- Exercise description: From top to bottom, return the records that follow exactly.

- Information provided:
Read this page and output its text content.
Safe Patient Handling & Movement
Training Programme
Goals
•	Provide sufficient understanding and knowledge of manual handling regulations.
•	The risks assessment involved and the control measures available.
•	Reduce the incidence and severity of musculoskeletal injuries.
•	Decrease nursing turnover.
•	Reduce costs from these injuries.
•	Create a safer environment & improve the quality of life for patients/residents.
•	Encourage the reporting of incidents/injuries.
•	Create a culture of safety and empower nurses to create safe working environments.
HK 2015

- Exercise solution:
Read this page and output its text content.
Safe Patient Handling & Movement
Training Programme
Goals
•	Provide sufficient understanding and knowledge of manual handling regulations.
•	The risks assessment involved and the control measures available.
•	Reduce the incidence and severity of musculoskeletal injuries.
•	Decrease nursing turnover.
•	Reduce costs from these injuries.
•	Create a safer environment & improve the quality of life for patients/residents.
•	Encourage the reporting of incidents/injuries.
•	Create a culture of safety and empower nurses to create safe working environments.
HK 2015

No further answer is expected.